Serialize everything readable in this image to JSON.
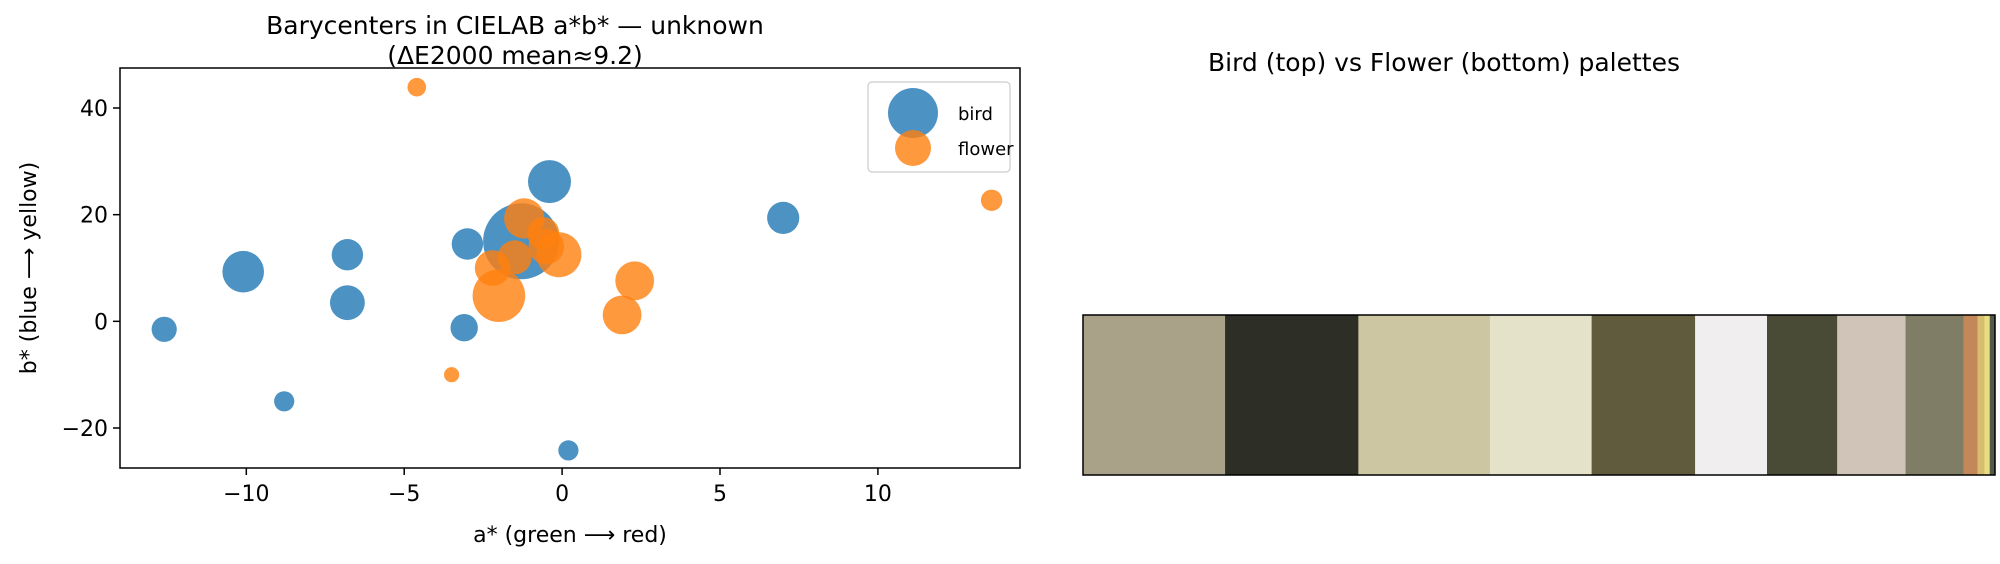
{
  "chart_data": [
    {
      "type": "scatter",
      "title": "Barycenters in CIELAB a*b* — unknown",
      "subtitle": "(ΔE2000 mean≈9.2)",
      "xlabel": "a* (green ⟶ red)",
      "ylabel": "b* (blue ⟶ yellow)",
      "xlim": [
        -14,
        14.5
      ],
      "ylim": [
        -27.5,
        47.5
      ],
      "xticks": [
        -10,
        -5,
        0,
        5,
        10
      ],
      "xtick_labels": [
        "−10",
        "−5",
        "0",
        "5",
        "10"
      ],
      "yticks": [
        -20,
        0,
        20,
        40
      ],
      "ytick_labels": [
        "−20",
        "0",
        "20",
        "40"
      ],
      "grid": false,
      "legend_position": "top-right",
      "series": [
        {
          "name": "bird",
          "color": "#1f77b4",
          "points": [
            {
              "x": -12.6,
              "y": -1.5,
              "size": 0.11
            },
            {
              "x": -10.1,
              "y": 9.3,
              "size": 0.3
            },
            {
              "x": -8.8,
              "y": -15.0,
              "size": 0.07
            },
            {
              "x": -6.8,
              "y": 12.5,
              "size": 0.17
            },
            {
              "x": -6.8,
              "y": 3.5,
              "size": 0.21
            },
            {
              "x": -3.0,
              "y": 14.5,
              "size": 0.17
            },
            {
              "x": -3.1,
              "y": -1.2,
              "size": 0.13
            },
            {
              "x": -0.4,
              "y": 26.2,
              "size": 0.32
            },
            {
              "x": 0.2,
              "y": -24.2,
              "size": 0.07
            },
            {
              "x": 7.0,
              "y": 19.4,
              "size": 0.18
            },
            {
              "x": -1.3,
              "y": 15.0,
              "size": 1.0
            }
          ]
        },
        {
          "name": "flower",
          "color": "#ff7f0e",
          "points": [
            {
              "x": -4.6,
              "y": 43.9,
              "size": 0.06
            },
            {
              "x": -3.5,
              "y": -10.0,
              "size": 0.04
            },
            {
              "x": -2.0,
              "y": 4.8,
              "size": 0.48
            },
            {
              "x": -2.2,
              "y": 10.0,
              "size": 0.22
            },
            {
              "x": -1.5,
              "y": 12.0,
              "size": 0.2
            },
            {
              "x": -1.2,
              "y": 19.3,
              "size": 0.28
            },
            {
              "x": -0.6,
              "y": 16.5,
              "size": 0.18
            },
            {
              "x": -0.5,
              "y": 14.0,
              "size": 0.22
            },
            {
              "x": -0.1,
              "y": 12.5,
              "size": 0.35
            },
            {
              "x": 1.9,
              "y": 1.2,
              "size": 0.26
            },
            {
              "x": 2.3,
              "y": 7.6,
              "size": 0.26
            },
            {
              "x": 13.6,
              "y": 22.7,
              "size": 0.08
            }
          ]
        }
      ]
    },
    {
      "type": "palette",
      "title": "Bird (top) vs Flower (bottom) palettes",
      "swatches": [
        {
          "color": "#a9a288",
          "weight": 8.1
        },
        {
          "color": "#2d2f27",
          "weight": 7.6
        },
        {
          "color": "#cdc6a2",
          "weight": 7.5
        },
        {
          "color": "#e4e2c9",
          "weight": 5.8
        },
        {
          "color": "#615b3e",
          "weight": 5.9
        },
        {
          "color": "#f0eeef",
          "weight": 4.1
        },
        {
          "color": "#4a4b37",
          "weight": 4.0
        },
        {
          "color": "#cfc4b7",
          "weight": 3.9
        },
        {
          "color": "#807d67",
          "weight": 3.3
        },
        {
          "color": "#c4875a",
          "weight": 0.8
        },
        {
          "color": "#d7bd6f",
          "weight": 0.4
        },
        {
          "color": "#e8dd80",
          "weight": 0.3
        },
        {
          "color": "#545a4a",
          "weight": 0.3
        }
      ]
    }
  ]
}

———

--- Problem description ---
Images in the data above are to be skipped. Retype all other material exactly.

--- Solution ---
Serialize everything readable in this image to JSON.
{
  "chart_data": [
    {
      "type": "scatter",
      "title": "Barycenters in CIELAB a*b* — unknown",
      "subtitle": "(ΔE2000 mean≈9.2)",
      "xlabel": "a* (green ⟶ red)",
      "ylabel": "b* (blue ⟶ yellow)",
      "xlim": [
        -14,
        14.5
      ],
      "ylim": [
        -27.5,
        47.5
      ],
      "xticks": [
        -10,
        -5,
        0,
        5,
        10
      ],
      "xtick_labels": [
        "−10",
        "−5",
        "0",
        "5",
        "10"
      ],
      "yticks": [
        -20,
        0,
        20,
        40
      ],
      "ytick_labels": [
        "−20",
        "0",
        "20",
        "40"
      ],
      "grid": false,
      "legend_position": "top-right",
      "series": [
        {
          "name": "bird",
          "color": "#1f77b4",
          "points": [
            {
              "x": -12.6,
              "y": -1.5,
              "size": 0.11
            },
            {
              "x": -10.1,
              "y": 9.3,
              "size": 0.3
            },
            {
              "x": -8.8,
              "y": -15.0,
              "size": 0.07
            },
            {
              "x": -6.8,
              "y": 12.5,
              "size": 0.17
            },
            {
              "x": -6.8,
              "y": 3.5,
              "size": 0.21
            },
            {
              "x": -3.0,
              "y": 14.5,
              "size": 0.17
            },
            {
              "x": -3.1,
              "y": -1.2,
              "size": 0.13
            },
            {
              "x": -0.4,
              "y": 26.2,
              "size": 0.32
            },
            {
              "x": 0.2,
              "y": -24.2,
              "size": 0.07
            },
            {
              "x": 7.0,
              "y": 19.4,
              "size": 0.18
            },
            {
              "x": -1.3,
              "y": 15.0,
              "size": 1.0
            }
          ]
        },
        {
          "name": "flower",
          "color": "#ff7f0e",
          "points": [
            {
              "x": -4.6,
              "y": 43.9,
              "size": 0.06
            },
            {
              "x": -3.5,
              "y": -10.0,
              "size": 0.04
            },
            {
              "x": -2.0,
              "y": 4.8,
              "size": 0.48
            },
            {
              "x": -2.2,
              "y": 10.0,
              "size": 0.22
            },
            {
              "x": -1.5,
              "y": 12.0,
              "size": 0.2
            },
            {
              "x": -1.2,
              "y": 19.3,
              "size": 0.28
            },
            {
              "x": -0.6,
              "y": 16.5,
              "size": 0.18
            },
            {
              "x": -0.5,
              "y": 14.0,
              "size": 0.22
            },
            {
              "x": -0.1,
              "y": 12.5,
              "size": 0.35
            },
            {
              "x": 1.9,
              "y": 1.2,
              "size": 0.26
            },
            {
              "x": 2.3,
              "y": 7.6,
              "size": 0.26
            },
            {
              "x": 13.6,
              "y": 22.7,
              "size": 0.08
            }
          ]
        }
      ]
    },
    {
      "type": "palette",
      "title": "Bird (top) vs Flower (bottom) palettes",
      "swatches": [
        {
          "color": "#a9a288",
          "weight": 8.1
        },
        {
          "color": "#2d2f27",
          "weight": 7.6
        },
        {
          "color": "#cdc6a2",
          "weight": 7.5
        },
        {
          "color": "#e4e2c9",
          "weight": 5.8
        },
        {
          "color": "#615b3e",
          "weight": 5.9
        },
        {
          "color": "#f0eeef",
          "weight": 4.1
        },
        {
          "color": "#4a4b37",
          "weight": 4.0
        },
        {
          "color": "#cfc4b7",
          "weight": 3.9
        },
        {
          "color": "#807d67",
          "weight": 3.3
        },
        {
          "color": "#c4875a",
          "weight": 0.8
        },
        {
          "color": "#d7bd6f",
          "weight": 0.4
        },
        {
          "color": "#e8dd80",
          "weight": 0.3
        },
        {
          "color": "#545a4a",
          "weight": 0.3
        }
      ]
    }
  ]
}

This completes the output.